**Exercise description**
Repeat every record below exactly as it appears.

[Collected data entries]

----------

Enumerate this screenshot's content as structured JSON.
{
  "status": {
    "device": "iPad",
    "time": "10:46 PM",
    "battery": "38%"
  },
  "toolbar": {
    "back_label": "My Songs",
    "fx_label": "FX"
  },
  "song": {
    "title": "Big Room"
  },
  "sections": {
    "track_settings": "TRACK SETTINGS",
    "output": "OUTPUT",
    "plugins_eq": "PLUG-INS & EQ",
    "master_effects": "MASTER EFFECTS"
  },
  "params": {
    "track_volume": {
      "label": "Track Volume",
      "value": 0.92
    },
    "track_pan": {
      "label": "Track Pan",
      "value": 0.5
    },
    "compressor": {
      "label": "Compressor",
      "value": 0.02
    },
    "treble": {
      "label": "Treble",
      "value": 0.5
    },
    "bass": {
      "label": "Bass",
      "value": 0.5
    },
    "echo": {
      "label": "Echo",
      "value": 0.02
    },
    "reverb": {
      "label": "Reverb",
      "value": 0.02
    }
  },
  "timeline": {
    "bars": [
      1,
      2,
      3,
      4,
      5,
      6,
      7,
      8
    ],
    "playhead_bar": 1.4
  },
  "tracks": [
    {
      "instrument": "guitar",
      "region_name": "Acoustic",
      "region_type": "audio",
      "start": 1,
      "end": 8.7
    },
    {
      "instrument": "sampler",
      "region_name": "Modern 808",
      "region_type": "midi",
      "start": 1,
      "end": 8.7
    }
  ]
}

----------

**Exercise solution**
Enumerate this screenshot's content as structured JSON.
{
  "status": {
    "device": "iPad",
    "time": "10:46 PM",
    "battery": "38%"
  },
  "toolbar": {
    "back_label": "My Songs",
    "fx_label": "FX"
  },
  "song": {
    "title": "Big Room"
  },
  "sections": {
    "track_settings": "TRACK SETTINGS",
    "output": "OUTPUT",
    "plugins_eq": "PLUG-INS & EQ",
    "master_effects": "MASTER EFFECTS"
  },
  "params": {
    "track_volume": {
      "label": "Track Volume",
      "value": 0.92
    },
    "track_pan": {
      "label": "Track Pan",
      "value": 0.5
    },
    "compressor": {
      "label": "Compressor",
      "value": 0.02
    },
    "treble": {
      "label": "Treble",
      "value": 0.5
    },
    "bass": {
      "label": "Bass",
      "value": 0.5
    },
    "echo": {
      "label": "Echo",
      "value": 0.02
    },
    "reverb": {
      "label": "Reverb",
      "value": 0.02
    }
  },
  "timeline": {
    "bars": [
      1,
      2,
      3,
      4,
      5,
      6,
      7,
      8
    ],
    "playhead_bar": 1.4
  },
  "tracks": [
    {
      "instrument": "guitar",
      "region_name": "Acoustic",
      "region_type": "audio",
      "start": 1,
      "end": 8.7
    },
    {
      "instrument": "sampler",
      "region_name": "Modern 808",
      "region_type": "midi",
      "start": 1,
      "end": 8.7
    }
  ]
}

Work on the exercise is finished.